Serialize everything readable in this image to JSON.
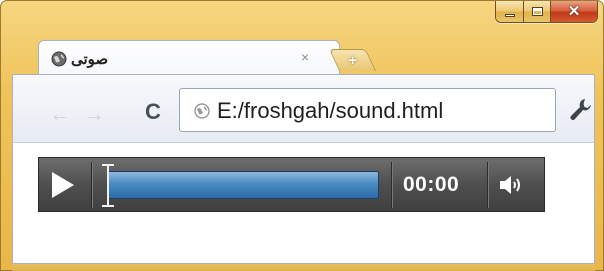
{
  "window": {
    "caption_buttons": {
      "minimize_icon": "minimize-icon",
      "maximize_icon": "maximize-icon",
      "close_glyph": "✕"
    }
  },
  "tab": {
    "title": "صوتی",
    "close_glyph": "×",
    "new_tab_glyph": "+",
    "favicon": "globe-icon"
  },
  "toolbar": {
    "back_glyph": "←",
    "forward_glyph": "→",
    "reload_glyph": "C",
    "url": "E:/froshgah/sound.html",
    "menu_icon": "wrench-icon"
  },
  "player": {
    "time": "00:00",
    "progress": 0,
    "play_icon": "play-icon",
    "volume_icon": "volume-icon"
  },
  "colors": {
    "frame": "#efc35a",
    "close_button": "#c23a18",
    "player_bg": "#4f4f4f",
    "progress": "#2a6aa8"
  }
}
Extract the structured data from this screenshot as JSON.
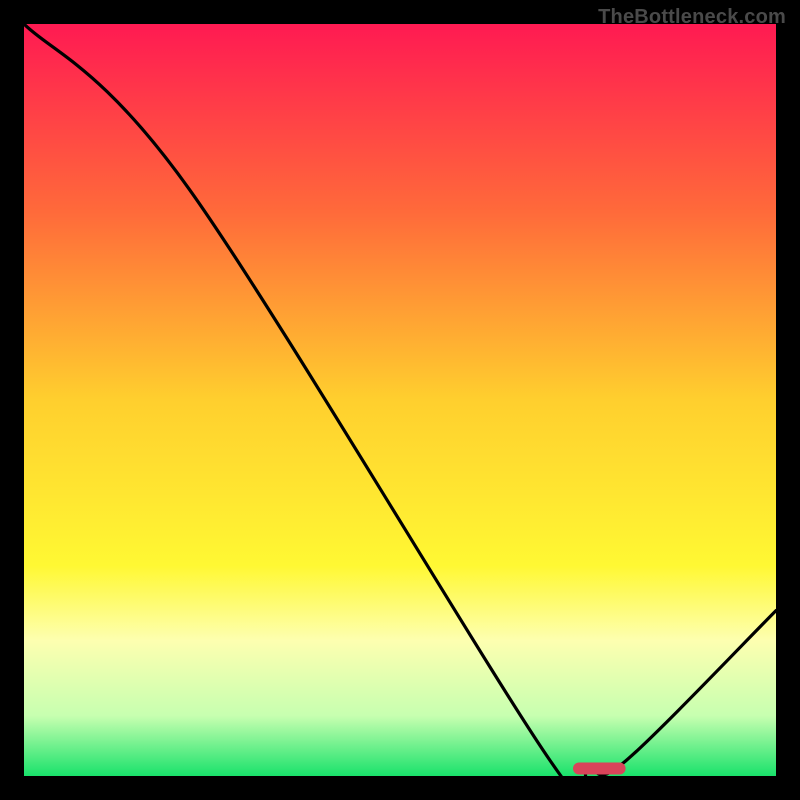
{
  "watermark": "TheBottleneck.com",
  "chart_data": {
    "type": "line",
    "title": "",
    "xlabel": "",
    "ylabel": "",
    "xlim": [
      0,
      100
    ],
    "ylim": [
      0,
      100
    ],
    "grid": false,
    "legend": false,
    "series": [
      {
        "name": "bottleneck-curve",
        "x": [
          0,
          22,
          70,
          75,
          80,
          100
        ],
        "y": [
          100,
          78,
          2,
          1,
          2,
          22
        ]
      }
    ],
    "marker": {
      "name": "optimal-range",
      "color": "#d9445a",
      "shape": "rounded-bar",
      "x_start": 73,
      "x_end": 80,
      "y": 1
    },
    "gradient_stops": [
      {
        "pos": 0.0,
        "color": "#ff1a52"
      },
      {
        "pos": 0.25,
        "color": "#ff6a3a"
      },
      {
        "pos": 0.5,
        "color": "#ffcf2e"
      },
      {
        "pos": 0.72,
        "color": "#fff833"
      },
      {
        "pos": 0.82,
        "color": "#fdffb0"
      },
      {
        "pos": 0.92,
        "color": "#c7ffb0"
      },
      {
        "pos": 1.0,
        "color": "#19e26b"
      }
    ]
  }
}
--
Exercise requirements: Repeat the lines above exactly, and keep every picture out.

Result for this task:
Serialize everything readable in this image to JSON.
{
  "window": {
    "caption_buttons": {
      "minimize_icon": "minimize-icon",
      "maximize_icon": "maximize-icon",
      "close_glyph": "✕"
    }
  },
  "tab": {
    "title": "صوتی",
    "close_glyph": "×",
    "new_tab_glyph": "+",
    "favicon": "globe-icon"
  },
  "toolbar": {
    "back_glyph": "←",
    "forward_glyph": "→",
    "reload_glyph": "C",
    "url": "E:/froshgah/sound.html",
    "menu_icon": "wrench-icon"
  },
  "player": {
    "time": "00:00",
    "progress": 0,
    "play_icon": "play-icon",
    "volume_icon": "volume-icon"
  },
  "colors": {
    "frame": "#efc35a",
    "close_button": "#c23a18",
    "player_bg": "#4f4f4f",
    "progress": "#2a6aa8"
  }
}
Extract the structured data from this screenshot as JSON.
{
  "watermark": "TheBottleneck.com",
  "chart_data": {
    "type": "line",
    "title": "",
    "xlabel": "",
    "ylabel": "",
    "xlim": [
      0,
      100
    ],
    "ylim": [
      0,
      100
    ],
    "grid": false,
    "legend": false,
    "series": [
      {
        "name": "bottleneck-curve",
        "x": [
          0,
          22,
          70,
          75,
          80,
          100
        ],
        "y": [
          100,
          78,
          2,
          1,
          2,
          22
        ]
      }
    ],
    "marker": {
      "name": "optimal-range",
      "color": "#d9445a",
      "shape": "rounded-bar",
      "x_start": 73,
      "x_end": 80,
      "y": 1
    },
    "gradient_stops": [
      {
        "pos": 0.0,
        "color": "#ff1a52"
      },
      {
        "pos": 0.25,
        "color": "#ff6a3a"
      },
      {
        "pos": 0.5,
        "color": "#ffcf2e"
      },
      {
        "pos": 0.72,
        "color": "#fff833"
      },
      {
        "pos": 0.82,
        "color": "#fdffb0"
      },
      {
        "pos": 0.92,
        "color": "#c7ffb0"
      },
      {
        "pos": 1.0,
        "color": "#19e26b"
      }
    ]
  }
}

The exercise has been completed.